___ Data for processing ___

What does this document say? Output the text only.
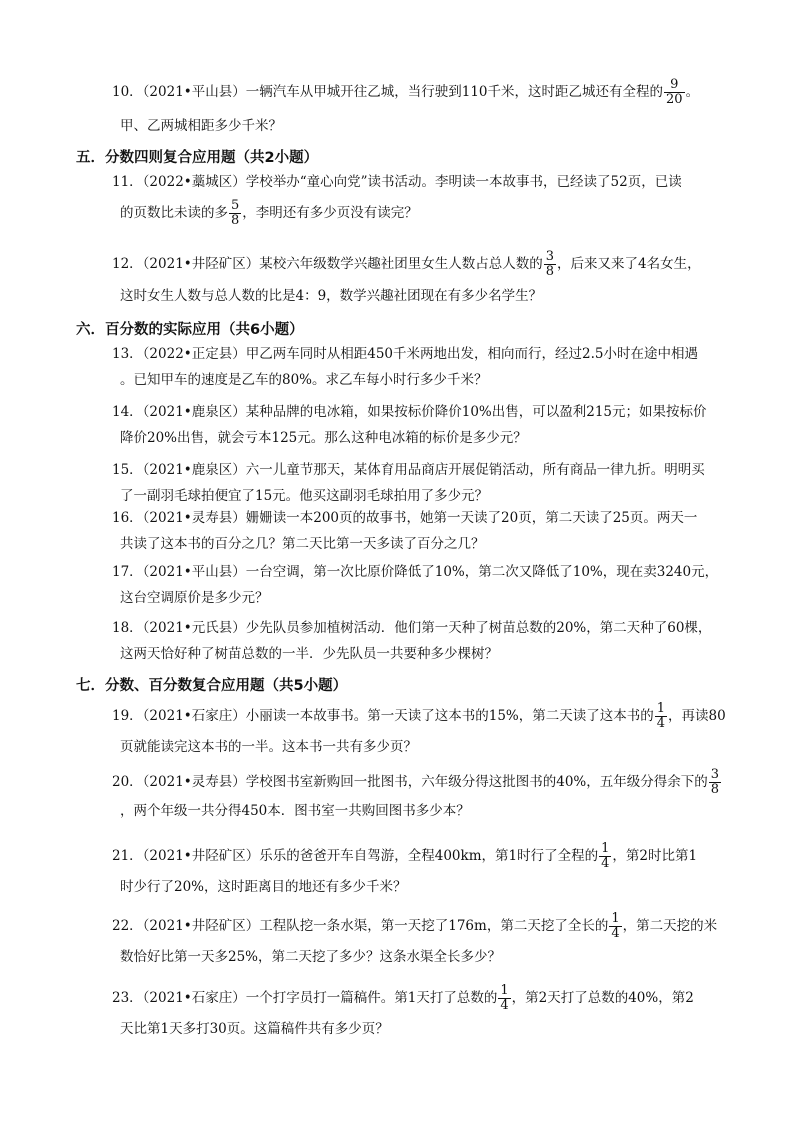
10．（2021•平山县）一辆汽车从甲城开往乙城，当行驶到110千米，这时距乙城还有全程的 $\frac{9}{20}$ 。
甲、乙两城相距多少千米？
五．分数四则复合应用题（共2小题）
11．（2022•藁城区）学校举办“童心向党”读书活动。李明读一本故事书，已经读了52页，已读
的页数比未读的多 $\frac{5}{8}$ ，李明还有多少页没有读完？
12．（2021•井陉矿区）某校六年级数学兴趣社团里女生人数占总人数的 $\frac{3}{8}$ ，后来又来了4名女生，
这时女生人数与总人数的比是4：9，数学兴趣社团现在有多少名学生？
六．百分数的实际应用（共6小题）
13．（2022•正定县）甲乙两车同时从相距450千米两地出发，相向而行，经过2.5小时在途中相遇
。已知甲车的速度是乙车的80%。求乙车每小时行多少千米？
14．（2021•鹿泉区）某种品牌的电冰箱，如果按标价降价10%出售，可以盈利215元；如果按标价
降价20%出售，就会亏本125元。那么这种电冰箱的标价是多少元？
15．（2021•鹿泉区）六一儿童节那天，某体育用品商店开展促销活动，所有商品一律九折。明明买
了一副羽毛球拍便宜了15元。他买这副羽毛球拍用了多少元？
16．（2021•灵寿县）姗姗读一本200页的故事书，她第一天读了20页，第二天读了25页。两天一
共读了这本书的百分之几？第二天比第一天多读了百分之几？
17．（2021•平山县）一台空调，第一次比原价降低了10%，第二次又降低了10%，现在卖3240元，
这台空调原价是多少元？
18．（2021•元氏县）少先队员参加植树活动．他们第一天种了树苗总数的20%，第二天种了60棵，
这两天恰好种了树苗总数的一半．少先队员一共要种多少棵树？
七．分数、百分数复合应用题（共5小题）
19．（2021•石家庄）小丽读一本故事书。第一天读了这本书的15%，第二天读了这本书的 $\frac{1}{4}$ ，再读80
页就能读完这本书的一半。这本书一共有多少页？
20．（2021•灵寿县）学校图书室新购回一批图书，六年级分得这批图书的40%，五年级分得余下的 $\frac{3}{8}$
，两个年级一共分得450本．图书室一共购回图书多少本？
21．（2021•井陉矿区）乐乐的爸爸开车自驾游，全程400km，第1时行了全程的 $\frac{1}{4}$ ，第2时比第1
时少行了20%，这时距离目的地还有多少千米？
22．（2021•井陉矿区）工程队挖一条水渠，第一天挖了176m，第二天挖了全长的 $\frac{1}{4}$ ，第二天挖的米
数恰好比第一天多25%，第二天挖了多少？这条水渠全长多少？
23．（2021•石家庄）一个打字员打一篇稿件。第1天打了总数的 $\frac{1}{4}$ ，第2天打了总数的40%，第2
天比第1天多打30页。这篇稿件共有多少页？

___

_Direction_
Write out each line of the data exactly; the images should be left out.

_Result below_
What does this document say? Output the text only.
10．（2021•平山县）一辆汽车从甲城开往乙城，当行驶到110千米，这时距乙城还有全程的 $\frac{9}{20}$ 。
甲、乙两城相距多少千米？
五．分数四则复合应用题（共2小题）
11．（2022•藁城区）学校举办“童心向党”读书活动。李明读一本故事书，已经读了52页，已读
的页数比未读的多 $\frac{5}{8}$ ，李明还有多少页没有读完？
12．（2021•井陉矿区）某校六年级数学兴趣社团里女生人数占总人数的 $\frac{3}{8}$ ，后来又来了4名女生，
这时女生人数与总人数的比是4：9，数学兴趣社团现在有多少名学生？
六．百分数的实际应用（共6小题）
13．（2022•正定县）甲乙两车同时从相距450千米两地出发，相向而行，经过2.5小时在途中相遇
。已知甲车的速度是乙车的80%。求乙车每小时行多少千米？
14．（2021•鹿泉区）某种品牌的电冰箱，如果按标价降价10%出售，可以盈利215元；如果按标价
降价20%出售，就会亏本125元。那么这种电冰箱的标价是多少元？
15．（2021•鹿泉区）六一儿童节那天，某体育用品商店开展促销活动，所有商品一律九折。明明买
了一副羽毛球拍便宜了15元。他买这副羽毛球拍用了多少元？
16．（2021•灵寿县）姗姗读一本200页的故事书，她第一天读了20页，第二天读了25页。两天一
共读了这本书的百分之几？第二天比第一天多读了百分之几？
17．（2021•平山县）一台空调，第一次比原价降低了10%，第二次又降低了10%，现在卖3240元，
这台空调原价是多少元？
18．（2021•元氏县）少先队员参加植树活动．他们第一天种了树苗总数的20%，第二天种了60棵，
这两天恰好种了树苗总数的一半．少先队员一共要种多少棵树？
七．分数、百分数复合应用题（共5小题）
19．（2021•石家庄）小丽读一本故事书。第一天读了这本书的15%，第二天读了这本书的 $\frac{1}{4}$ ，再读80
页就能读完这本书的一半。这本书一共有多少页？
20．（2021•灵寿县）学校图书室新购回一批图书，六年级分得这批图书的40%，五年级分得余下的 $\frac{3}{8}$
，两个年级一共分得450本．图书室一共购回图书多少本？
21．（2021•井陉矿区）乐乐的爸爸开车自驾游，全程400km，第1时行了全程的 $\frac{1}{4}$ ，第2时比第1
时少行了20%，这时距离目的地还有多少千米？
22．（2021•井陉矿区）工程队挖一条水渠，第一天挖了176m，第二天挖了全长的 $\frac{1}{4}$ ，第二天挖的米
数恰好比第一天多25%，第二天挖了多少？这条水渠全长多少？
23．（2021•石家庄）一个打字员打一篇稿件。第1天打了总数的 $\frac{1}{4}$ ，第2天打了总数的40%，第2
天比第1天多打30页。这篇稿件共有多少页？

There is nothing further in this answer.